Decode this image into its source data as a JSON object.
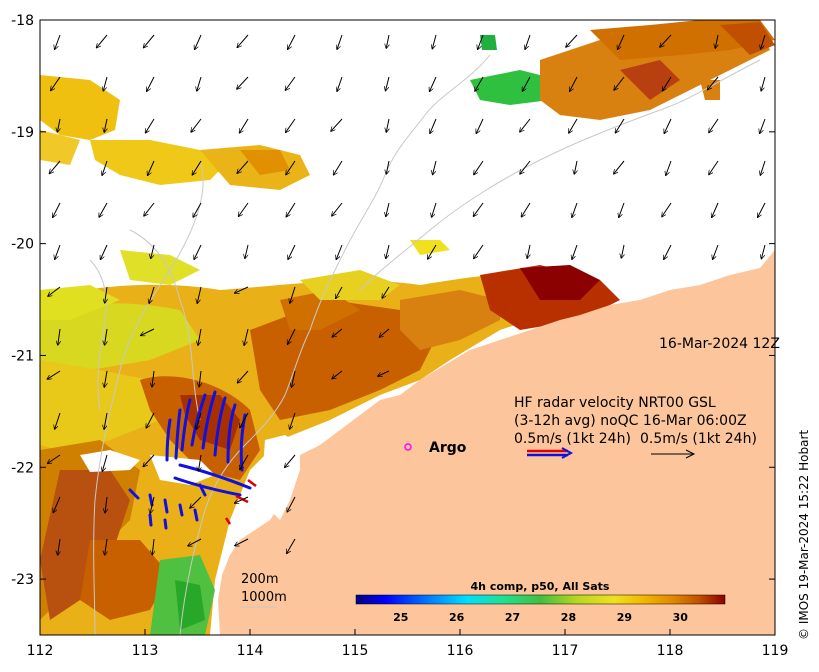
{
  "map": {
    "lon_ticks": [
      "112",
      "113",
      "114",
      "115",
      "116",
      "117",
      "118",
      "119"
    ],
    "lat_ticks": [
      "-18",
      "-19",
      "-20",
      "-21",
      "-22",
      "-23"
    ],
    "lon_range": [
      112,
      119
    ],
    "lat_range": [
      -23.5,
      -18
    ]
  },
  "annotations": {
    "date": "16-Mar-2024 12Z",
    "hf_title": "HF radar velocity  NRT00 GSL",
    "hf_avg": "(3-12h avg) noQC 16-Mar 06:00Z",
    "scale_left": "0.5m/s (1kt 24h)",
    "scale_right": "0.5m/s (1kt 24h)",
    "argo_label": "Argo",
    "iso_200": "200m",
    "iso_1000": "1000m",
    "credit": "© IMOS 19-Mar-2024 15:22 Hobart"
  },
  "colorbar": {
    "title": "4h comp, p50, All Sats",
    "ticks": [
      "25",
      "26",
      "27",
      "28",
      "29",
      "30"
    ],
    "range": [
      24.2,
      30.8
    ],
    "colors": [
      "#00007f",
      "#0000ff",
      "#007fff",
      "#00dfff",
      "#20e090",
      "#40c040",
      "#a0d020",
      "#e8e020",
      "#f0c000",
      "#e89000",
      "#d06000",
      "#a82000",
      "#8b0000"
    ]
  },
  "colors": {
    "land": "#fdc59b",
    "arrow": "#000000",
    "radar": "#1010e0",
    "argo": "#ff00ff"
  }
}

Required work
Scan the records above for the string "radar", then select every line that holds it.

Reply
    "hf_title": "HF radar velocity  NRT00 GSL",
    "radar": "#1010e0",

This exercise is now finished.